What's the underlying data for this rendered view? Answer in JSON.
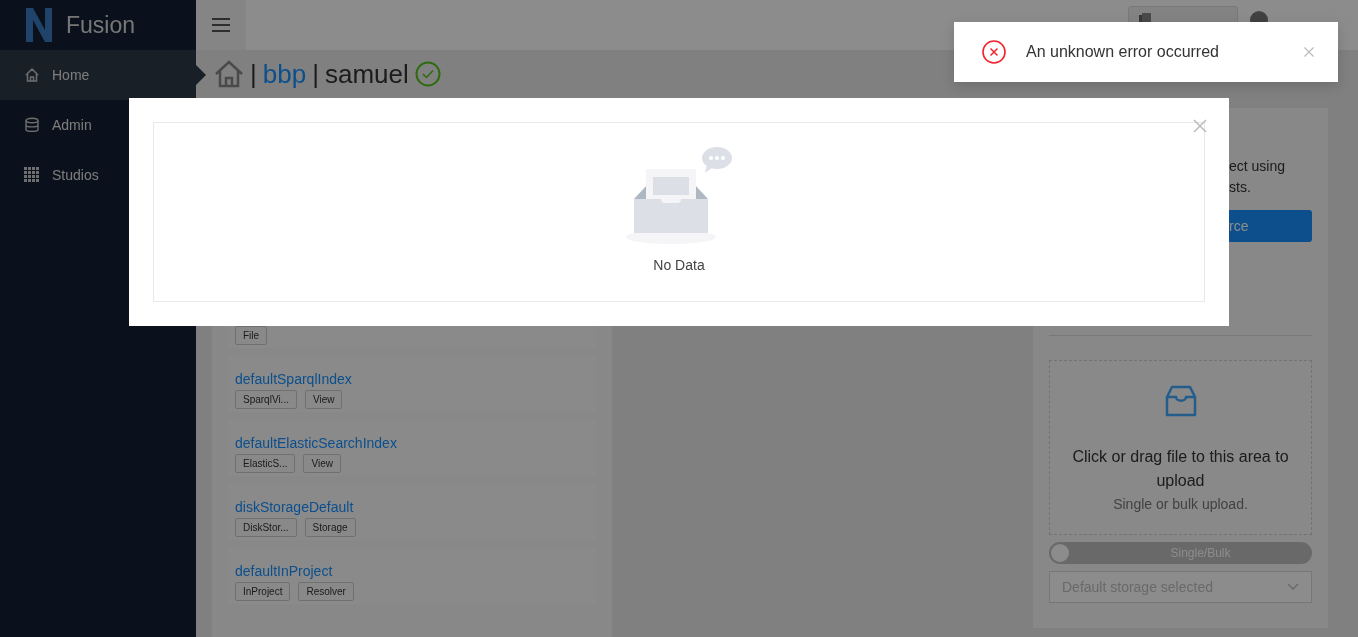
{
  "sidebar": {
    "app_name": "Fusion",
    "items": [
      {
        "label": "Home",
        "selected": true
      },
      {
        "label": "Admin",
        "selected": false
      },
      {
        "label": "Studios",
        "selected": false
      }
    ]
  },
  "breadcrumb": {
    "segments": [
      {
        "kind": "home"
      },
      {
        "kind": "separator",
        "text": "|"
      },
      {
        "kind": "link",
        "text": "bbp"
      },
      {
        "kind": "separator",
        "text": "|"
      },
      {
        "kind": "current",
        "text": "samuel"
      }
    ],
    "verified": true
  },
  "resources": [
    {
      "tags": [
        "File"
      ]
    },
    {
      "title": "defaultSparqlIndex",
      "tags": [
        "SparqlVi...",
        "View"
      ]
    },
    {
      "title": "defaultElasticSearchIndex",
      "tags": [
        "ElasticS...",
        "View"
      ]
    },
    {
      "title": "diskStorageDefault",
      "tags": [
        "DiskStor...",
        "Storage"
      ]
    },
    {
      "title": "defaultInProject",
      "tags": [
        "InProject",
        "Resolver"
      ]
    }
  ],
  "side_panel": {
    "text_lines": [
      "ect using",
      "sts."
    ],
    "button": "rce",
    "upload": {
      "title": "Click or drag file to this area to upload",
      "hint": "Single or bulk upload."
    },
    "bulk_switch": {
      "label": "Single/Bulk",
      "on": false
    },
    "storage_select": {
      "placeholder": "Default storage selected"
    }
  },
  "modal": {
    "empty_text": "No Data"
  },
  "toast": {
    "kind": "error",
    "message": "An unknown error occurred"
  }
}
# # # # #
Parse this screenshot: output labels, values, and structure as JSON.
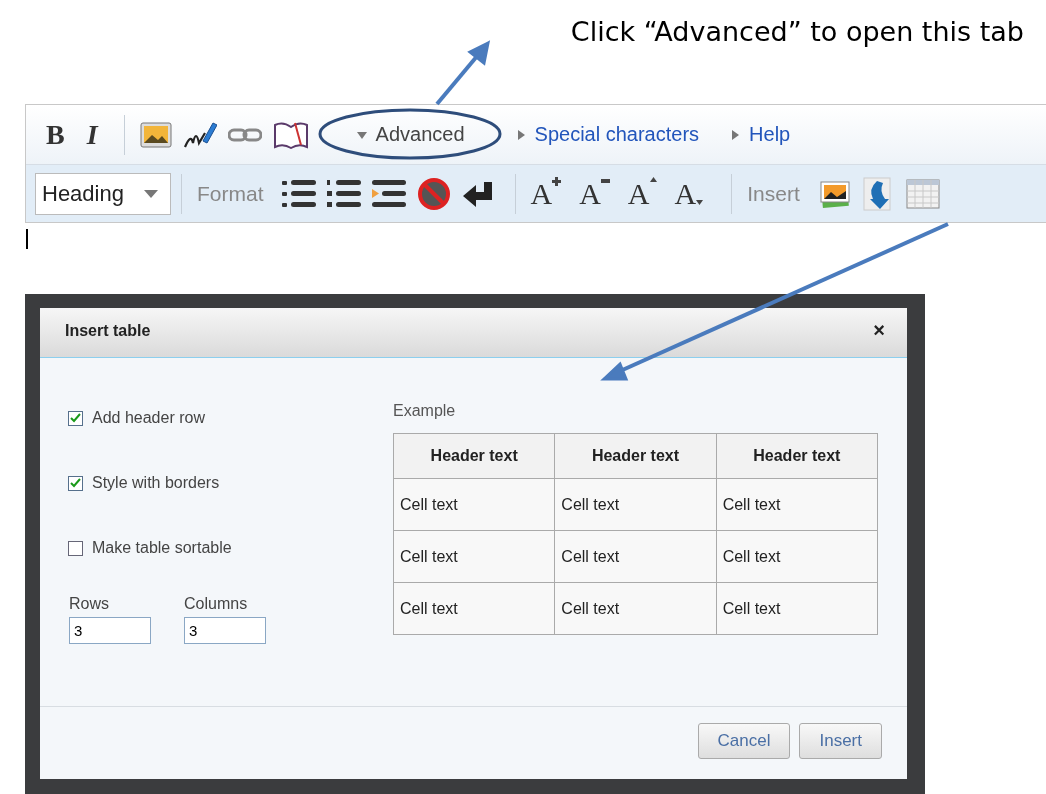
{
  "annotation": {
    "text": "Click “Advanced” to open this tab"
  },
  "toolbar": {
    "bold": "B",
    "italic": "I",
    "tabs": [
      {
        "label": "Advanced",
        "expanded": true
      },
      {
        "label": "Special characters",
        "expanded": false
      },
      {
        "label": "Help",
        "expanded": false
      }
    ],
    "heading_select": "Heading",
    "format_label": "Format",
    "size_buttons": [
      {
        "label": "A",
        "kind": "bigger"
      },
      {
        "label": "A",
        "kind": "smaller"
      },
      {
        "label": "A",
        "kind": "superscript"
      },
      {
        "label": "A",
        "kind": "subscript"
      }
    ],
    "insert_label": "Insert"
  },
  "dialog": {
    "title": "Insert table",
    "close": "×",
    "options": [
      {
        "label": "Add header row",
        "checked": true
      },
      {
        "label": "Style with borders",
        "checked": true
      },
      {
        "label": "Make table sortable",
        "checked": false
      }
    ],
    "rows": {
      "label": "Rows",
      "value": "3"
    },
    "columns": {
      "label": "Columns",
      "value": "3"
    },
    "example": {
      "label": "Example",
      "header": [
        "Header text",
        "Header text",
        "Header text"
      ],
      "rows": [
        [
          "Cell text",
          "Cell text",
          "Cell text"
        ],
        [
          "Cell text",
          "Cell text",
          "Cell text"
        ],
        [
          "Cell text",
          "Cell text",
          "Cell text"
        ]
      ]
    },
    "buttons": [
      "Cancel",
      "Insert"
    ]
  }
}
# # # # #
Brief:
Write out every line of the listing that holds the word "Click".

Result below:
      "title": "Click or drag file to this area to upload",
    "text": "Click “Advanced” to open this tab"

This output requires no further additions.